*WHAT TO WORK ON*. Print each of the entries exactly, leaving nothing out.

*RECORDS SHOWN*.

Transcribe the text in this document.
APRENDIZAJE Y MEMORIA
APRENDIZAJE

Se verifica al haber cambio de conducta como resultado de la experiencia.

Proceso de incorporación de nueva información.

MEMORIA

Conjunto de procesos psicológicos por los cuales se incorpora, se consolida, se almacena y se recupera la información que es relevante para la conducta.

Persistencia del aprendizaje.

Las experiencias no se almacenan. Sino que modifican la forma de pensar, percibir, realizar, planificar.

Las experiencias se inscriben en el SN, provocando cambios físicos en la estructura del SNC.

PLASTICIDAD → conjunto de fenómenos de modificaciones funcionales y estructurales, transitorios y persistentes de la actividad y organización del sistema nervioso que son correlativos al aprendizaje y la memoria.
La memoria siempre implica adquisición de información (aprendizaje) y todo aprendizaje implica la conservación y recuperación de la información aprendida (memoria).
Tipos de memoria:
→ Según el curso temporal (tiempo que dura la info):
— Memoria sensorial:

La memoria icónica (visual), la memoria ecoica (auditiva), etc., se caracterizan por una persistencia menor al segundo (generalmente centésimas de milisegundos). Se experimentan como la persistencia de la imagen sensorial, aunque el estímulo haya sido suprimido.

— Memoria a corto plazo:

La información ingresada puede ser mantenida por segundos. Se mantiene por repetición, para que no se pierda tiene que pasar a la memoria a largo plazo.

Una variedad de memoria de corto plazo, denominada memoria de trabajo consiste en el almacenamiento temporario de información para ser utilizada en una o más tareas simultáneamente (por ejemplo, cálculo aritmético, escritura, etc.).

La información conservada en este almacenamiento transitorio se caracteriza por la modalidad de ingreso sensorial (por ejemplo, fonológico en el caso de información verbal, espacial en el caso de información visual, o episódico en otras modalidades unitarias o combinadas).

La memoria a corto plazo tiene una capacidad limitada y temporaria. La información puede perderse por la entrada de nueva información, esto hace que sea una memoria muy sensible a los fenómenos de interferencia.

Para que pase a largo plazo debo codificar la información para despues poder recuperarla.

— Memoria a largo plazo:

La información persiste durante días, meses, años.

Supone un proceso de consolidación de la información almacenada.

*THE COMPLETED TASK*.
Transcribe the text in this document.
APRENDIZAJE Y MEMORIA
APRENDIZAJE

Se verifica al haber cambio de conducta como resultado de la experiencia.

Proceso de incorporación de nueva información.

MEMORIA

Conjunto de procesos psicológicos por los cuales se incorpora, se consolida, se almacena y se recupera la información que es relevante para la conducta.

Persistencia del aprendizaje.

Las experiencias no se almacenan. Sino que modifican la forma de pensar, percibir, realizar, planificar.

Las experiencias se inscriben en el SN, provocando cambios físicos en la estructura del SNC.

PLASTICIDAD → conjunto de fenómenos de modificaciones funcionales y estructurales, transitorios y persistentes de la actividad y organización del sistema nervioso que son correlativos al aprendizaje y la memoria.
La memoria siempre implica adquisición de información (aprendizaje) y todo aprendizaje implica la conservación y recuperación de la información aprendida (memoria).
Tipos de memoria:
→ Según el curso temporal (tiempo que dura la info):
— Memoria sensorial:

La memoria icónica (visual), la memoria ecoica (auditiva), etc., se caracterizan por una persistencia menor al segundo (generalmente centésimas de milisegundos). Se experimentan como la persistencia de la imagen sensorial, aunque el estímulo haya sido suprimido.

— Memoria a corto plazo:

La información ingresada puede ser mantenida por segundos. Se mantiene por repetición, para que no se pierda tiene que pasar a la memoria a largo plazo.

Una variedad de memoria de corto plazo, denominada memoria de trabajo consiste en el almacenamiento temporario de información para ser utilizada en una o más tareas simultáneamente (por ejemplo, cálculo aritmético, escritura, etc.).

La información conservada en este almacenamiento transitorio se caracteriza por la modalidad de ingreso sensorial (por ejemplo, fonológico en el caso de información verbal, espacial en el caso de información visual, o episódico en otras modalidades unitarias o combinadas).

La memoria a corto plazo tiene una capacidad limitada y temporaria. La información puede perderse por la entrada de nueva información, esto hace que sea una memoria muy sensible a los fenómenos de interferencia.

Para que pase a largo plazo debo codificar la información para despues poder recuperarla.

— Memoria a largo plazo:

La información persiste durante días, meses, años.

Supone un proceso de consolidación de la información almacenada.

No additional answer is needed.